#### Aim of the task
Below is a listing; copy all of it exactly.

Stored data:
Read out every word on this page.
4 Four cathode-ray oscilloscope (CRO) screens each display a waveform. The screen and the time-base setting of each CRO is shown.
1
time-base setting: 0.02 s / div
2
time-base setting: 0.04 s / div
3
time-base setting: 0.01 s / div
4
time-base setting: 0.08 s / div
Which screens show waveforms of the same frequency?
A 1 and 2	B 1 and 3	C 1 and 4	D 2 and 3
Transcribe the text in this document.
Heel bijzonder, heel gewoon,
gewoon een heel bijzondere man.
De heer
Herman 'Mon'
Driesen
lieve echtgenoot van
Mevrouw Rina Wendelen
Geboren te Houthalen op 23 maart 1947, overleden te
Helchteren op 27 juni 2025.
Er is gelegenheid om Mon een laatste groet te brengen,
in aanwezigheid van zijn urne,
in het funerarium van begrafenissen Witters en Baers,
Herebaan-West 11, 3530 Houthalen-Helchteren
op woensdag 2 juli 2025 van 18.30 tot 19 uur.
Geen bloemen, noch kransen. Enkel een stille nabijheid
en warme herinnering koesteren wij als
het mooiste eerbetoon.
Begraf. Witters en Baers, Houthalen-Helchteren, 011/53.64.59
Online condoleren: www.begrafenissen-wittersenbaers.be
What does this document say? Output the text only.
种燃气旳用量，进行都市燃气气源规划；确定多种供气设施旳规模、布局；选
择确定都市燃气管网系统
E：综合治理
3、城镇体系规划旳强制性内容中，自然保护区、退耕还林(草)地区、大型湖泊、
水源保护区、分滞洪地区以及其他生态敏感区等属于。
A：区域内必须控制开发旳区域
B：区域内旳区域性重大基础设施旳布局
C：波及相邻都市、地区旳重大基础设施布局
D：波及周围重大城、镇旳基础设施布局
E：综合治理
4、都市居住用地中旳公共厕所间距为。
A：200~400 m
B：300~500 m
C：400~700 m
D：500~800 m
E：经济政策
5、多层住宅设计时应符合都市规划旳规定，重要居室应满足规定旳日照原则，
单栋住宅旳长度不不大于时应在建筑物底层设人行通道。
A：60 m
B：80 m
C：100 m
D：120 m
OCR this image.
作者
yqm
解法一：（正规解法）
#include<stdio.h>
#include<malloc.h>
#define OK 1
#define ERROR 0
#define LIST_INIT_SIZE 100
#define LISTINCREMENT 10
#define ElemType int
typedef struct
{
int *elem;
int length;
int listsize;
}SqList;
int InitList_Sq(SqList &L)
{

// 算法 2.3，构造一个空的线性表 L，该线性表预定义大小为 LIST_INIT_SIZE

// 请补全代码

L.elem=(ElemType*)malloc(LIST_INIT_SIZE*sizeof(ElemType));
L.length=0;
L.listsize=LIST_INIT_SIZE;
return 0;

#### Answer below
Read out every word on this page.
4 Four cathode-ray oscilloscope (CRO) screens each display a waveform. The screen and the time-base setting of each CRO is shown.
1
time-base setting: 0.02 s / div
2
time-base setting: 0.04 s / div
3
time-base setting: 0.01 s / div
4
time-base setting: 0.08 s / div
Which screens show waveforms of the same frequency?
A 1 and 2	B 1 and 3	C 1 and 4	D 2 and 3
Transcribe the text in this document.
Heel bijzonder, heel gewoon,
gewoon een heel bijzondere man.
De heer
Herman 'Mon'
Driesen
lieve echtgenoot van
Mevrouw Rina Wendelen
Geboren te Houthalen op 23 maart 1947, overleden te
Helchteren op 27 juni 2025.
Er is gelegenheid om Mon een laatste groet te brengen,
in aanwezigheid van zijn urne,
in het funerarium van begrafenissen Witters en Baers,
Herebaan-West 11, 3530 Houthalen-Helchteren
op woensdag 2 juli 2025 van 18.30 tot 19 uur.
Geen bloemen, noch kransen. Enkel een stille nabijheid
en warme herinnering koesteren wij als
het mooiste eerbetoon.
Begraf. Witters en Baers, Houthalen-Helchteren, 011/53.64.59
Online condoleren: www.begrafenissen-wittersenbaers.be
What does this document say? Output the text only.
种燃气旳用量，进行都市燃气气源规划；确定多种供气设施旳规模、布局；选
择确定都市燃气管网系统
E：综合治理
3、城镇体系规划旳强制性内容中，自然保护区、退耕还林(草)地区、大型湖泊、
水源保护区、分滞洪地区以及其他生态敏感区等属于。
A：区域内必须控制开发旳区域
B：区域内旳区域性重大基础设施旳布局
C：波及相邻都市、地区旳重大基础设施布局
D：波及周围重大城、镇旳基础设施布局
E：综合治理
4、都市居住用地中旳公共厕所间距为。
A：200~400 m
B：300~500 m
C：400~700 m
D：500~800 m
E：经济政策
5、多层住宅设计时应符合都市规划旳规定，重要居室应满足规定旳日照原则，
单栋住宅旳长度不不大于时应在建筑物底层设人行通道。
A：60 m
B：80 m
C：100 m
D：120 m
OCR this image.
作者
yqm
解法一：（正规解法）
#include<stdio.h>
#include<malloc.h>
#define OK 1
#define ERROR 0
#define LIST_INIT_SIZE 100
#define LISTINCREMENT 10
#define ElemType int
typedef struct
{
int *elem;
int length;
int listsize;
}SqList;
int InitList_Sq(SqList &L)
{

// 算法 2.3，构造一个空的线性表 L，该线性表预定义大小为 LIST_INIT_SIZE

// 请补全代码

L.elem=(ElemType*)malloc(LIST_INIT_SIZE*sizeof(ElemType));
L.length=0;
L.listsize=LIST_INIT_SIZE;
return 0;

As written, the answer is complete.